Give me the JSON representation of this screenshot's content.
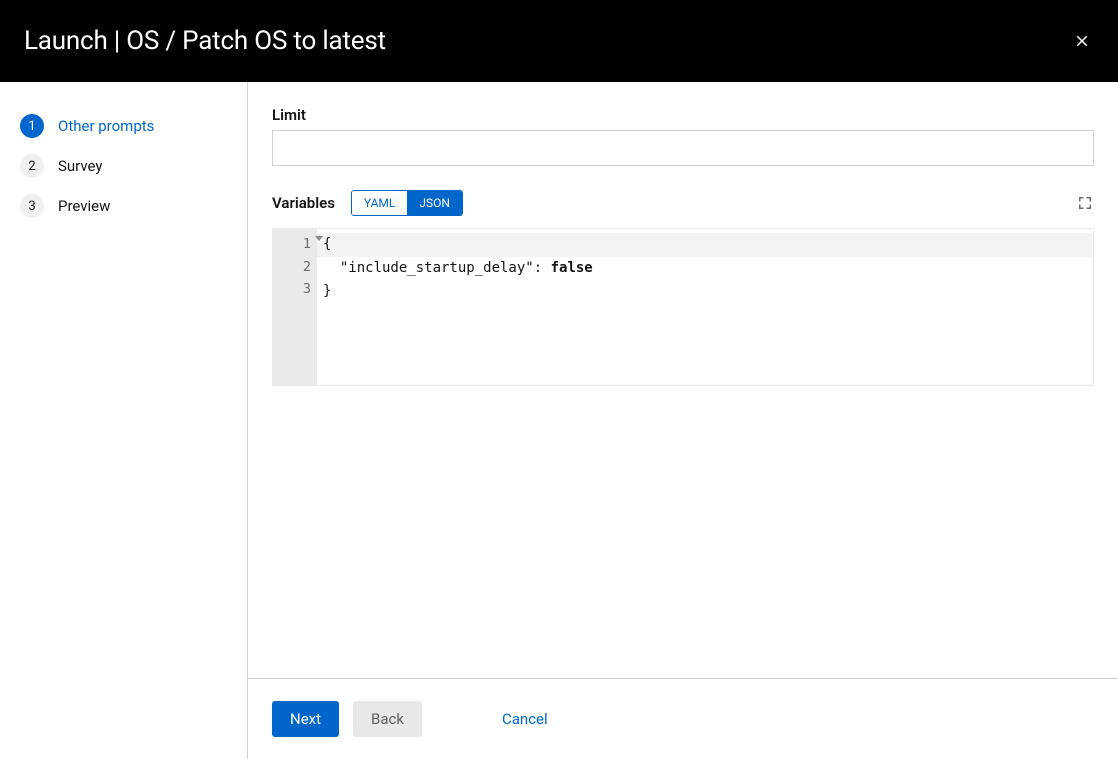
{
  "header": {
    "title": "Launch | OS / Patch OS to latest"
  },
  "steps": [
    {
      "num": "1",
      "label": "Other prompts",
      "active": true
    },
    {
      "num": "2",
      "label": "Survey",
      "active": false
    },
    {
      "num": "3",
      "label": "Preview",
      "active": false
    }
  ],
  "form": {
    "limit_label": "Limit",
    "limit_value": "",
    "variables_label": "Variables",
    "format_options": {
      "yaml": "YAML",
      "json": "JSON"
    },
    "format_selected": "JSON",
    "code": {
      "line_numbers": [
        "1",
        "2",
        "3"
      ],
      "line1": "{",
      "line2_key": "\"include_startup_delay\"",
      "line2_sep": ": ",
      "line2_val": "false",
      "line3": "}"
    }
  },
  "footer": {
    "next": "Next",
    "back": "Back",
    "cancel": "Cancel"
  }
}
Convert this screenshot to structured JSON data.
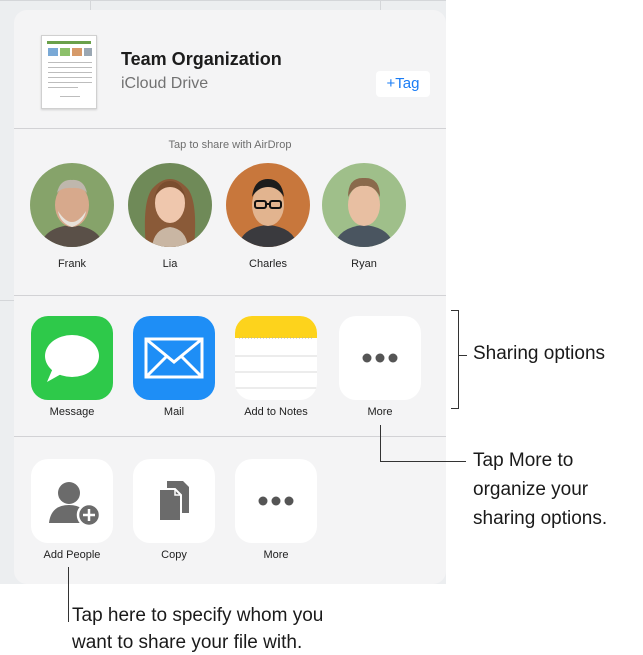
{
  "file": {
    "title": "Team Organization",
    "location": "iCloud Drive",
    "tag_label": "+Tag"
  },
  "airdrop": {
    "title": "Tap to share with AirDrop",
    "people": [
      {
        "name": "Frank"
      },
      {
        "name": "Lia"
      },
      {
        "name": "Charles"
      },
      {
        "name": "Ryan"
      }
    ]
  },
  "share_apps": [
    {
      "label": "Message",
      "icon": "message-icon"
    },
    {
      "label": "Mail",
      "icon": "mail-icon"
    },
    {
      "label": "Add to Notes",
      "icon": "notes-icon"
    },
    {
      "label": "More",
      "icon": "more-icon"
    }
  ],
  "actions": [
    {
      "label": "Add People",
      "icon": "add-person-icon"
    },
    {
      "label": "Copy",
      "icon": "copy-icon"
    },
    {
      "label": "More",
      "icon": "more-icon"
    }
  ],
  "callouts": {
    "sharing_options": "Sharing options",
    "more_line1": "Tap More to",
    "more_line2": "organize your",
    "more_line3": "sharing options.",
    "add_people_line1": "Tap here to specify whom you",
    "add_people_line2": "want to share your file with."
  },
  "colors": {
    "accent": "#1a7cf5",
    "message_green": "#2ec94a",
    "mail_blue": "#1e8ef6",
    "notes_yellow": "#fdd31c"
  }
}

════════════════

Print out the material word for word, omitting the pictures.

Give me the JSON representation of this screenshot's content.
{
  "header": {
    "title": "Launch | OS / Patch OS to latest"
  },
  "steps": [
    {
      "num": "1",
      "label": "Other prompts",
      "active": true
    },
    {
      "num": "2",
      "label": "Survey",
      "active": false
    },
    {
      "num": "3",
      "label": "Preview",
      "active": false
    }
  ],
  "form": {
    "limit_label": "Limit",
    "limit_value": "",
    "variables_label": "Variables",
    "format_options": {
      "yaml": "YAML",
      "json": "JSON"
    },
    "format_selected": "JSON",
    "code": {
      "line_numbers": [
        "1",
        "2",
        "3"
      ],
      "line1": "{",
      "line2_key": "\"include_startup_delay\"",
      "line2_sep": ": ",
      "line2_val": "false",
      "line3": "}"
    }
  },
  "footer": {
    "next": "Next",
    "back": "Back",
    "cancel": "Cancel"
  }
}
Convert this screenshot to structured JSON data.
{
  "file": {
    "title": "Team Organization",
    "location": "iCloud Drive",
    "tag_label": "+Tag"
  },
  "airdrop": {
    "title": "Tap to share with AirDrop",
    "people": [
      {
        "name": "Frank"
      },
      {
        "name": "Lia"
      },
      {
        "name": "Charles"
      },
      {
        "name": "Ryan"
      }
    ]
  },
  "share_apps": [
    {
      "label": "Message",
      "icon": "message-icon"
    },
    {
      "label": "Mail",
      "icon": "mail-icon"
    },
    {
      "label": "Add to Notes",
      "icon": "notes-icon"
    },
    {
      "label": "More",
      "icon": "more-icon"
    }
  ],
  "actions": [
    {
      "label": "Add People",
      "icon": "add-person-icon"
    },
    {
      "label": "Copy",
      "icon": "copy-icon"
    },
    {
      "label": "More",
      "icon": "more-icon"
    }
  ],
  "callouts": {
    "sharing_options": "Sharing options",
    "more_line1": "Tap More to",
    "more_line2": "organize your",
    "more_line3": "sharing options.",
    "add_people_line1": "Tap here to specify whom you",
    "add_people_line2": "want to share your file with."
  },
  "colors": {
    "accent": "#1a7cf5",
    "message_green": "#2ec94a",
    "mail_blue": "#1e8ef6",
    "notes_yellow": "#fdd31c"
  }
}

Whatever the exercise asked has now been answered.